▶ [DO THIS]: Transcribe the listing word for word.

[Data excerpts]
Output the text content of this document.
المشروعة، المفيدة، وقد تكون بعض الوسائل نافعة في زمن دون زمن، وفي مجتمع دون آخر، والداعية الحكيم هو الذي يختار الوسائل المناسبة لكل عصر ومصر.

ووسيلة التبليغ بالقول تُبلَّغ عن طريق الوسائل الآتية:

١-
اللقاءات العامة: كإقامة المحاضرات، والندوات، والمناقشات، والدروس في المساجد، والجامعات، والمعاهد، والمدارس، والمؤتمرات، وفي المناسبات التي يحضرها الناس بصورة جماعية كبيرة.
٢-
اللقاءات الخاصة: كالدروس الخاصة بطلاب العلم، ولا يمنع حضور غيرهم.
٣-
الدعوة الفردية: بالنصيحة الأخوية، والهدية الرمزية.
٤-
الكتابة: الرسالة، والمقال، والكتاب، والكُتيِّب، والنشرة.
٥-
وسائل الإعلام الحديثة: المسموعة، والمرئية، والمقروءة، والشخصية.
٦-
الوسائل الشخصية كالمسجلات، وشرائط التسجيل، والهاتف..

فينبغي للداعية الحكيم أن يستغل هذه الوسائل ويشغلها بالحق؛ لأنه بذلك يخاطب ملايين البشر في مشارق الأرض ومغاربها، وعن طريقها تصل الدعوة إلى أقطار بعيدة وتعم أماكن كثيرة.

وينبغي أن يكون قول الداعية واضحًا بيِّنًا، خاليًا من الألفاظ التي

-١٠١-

▶ [OUTPUT FOR THIS EXERCISE]:
Output the text content of this document.
المشروعة، المفيدة، وقد تكون بعض الوسائل نافعة في زمن دون زمن، وفي مجتمع دون آخر، والداعية الحكيم هو الذي يختار الوسائل المناسبة لكل عصر ومصر.

ووسيلة التبليغ بالقول تُبلَّغ عن طريق الوسائل الآتية:

١-
اللقاءات العامة: كإقامة المحاضرات، والندوات، والمناقشات، والدروس في المساجد، والجامعات، والمعاهد، والمدارس، والمؤتمرات، وفي المناسبات التي يحضرها الناس بصورة جماعية كبيرة.
٢-
اللقاءات الخاصة: كالدروس الخاصة بطلاب العلم، ولا يمنع حضور غيرهم.
٣-
الدعوة الفردية: بالنصيحة الأخوية، والهدية الرمزية.
٤-
الكتابة: الرسالة، والمقال، والكتاب، والكُتيِّب، والنشرة.
٥-
وسائل الإعلام الحديثة: المسموعة، والمرئية، والمقروءة، والشخصية.
٦-
الوسائل الشخصية كالمسجلات، وشرائط التسجيل، والهاتف..

فينبغي للداعية الحكيم أن يستغل هذه الوسائل ويشغلها بالحق؛ لأنه بذلك يخاطب ملايين البشر في مشارق الأرض ومغاربها، وعن طريقها تصل الدعوة إلى أقطار بعيدة وتعم أماكن كثيرة.

وينبغي أن يكون قول الداعية واضحًا بيِّنًا، خاليًا من الألفاظ التي

-١٠١-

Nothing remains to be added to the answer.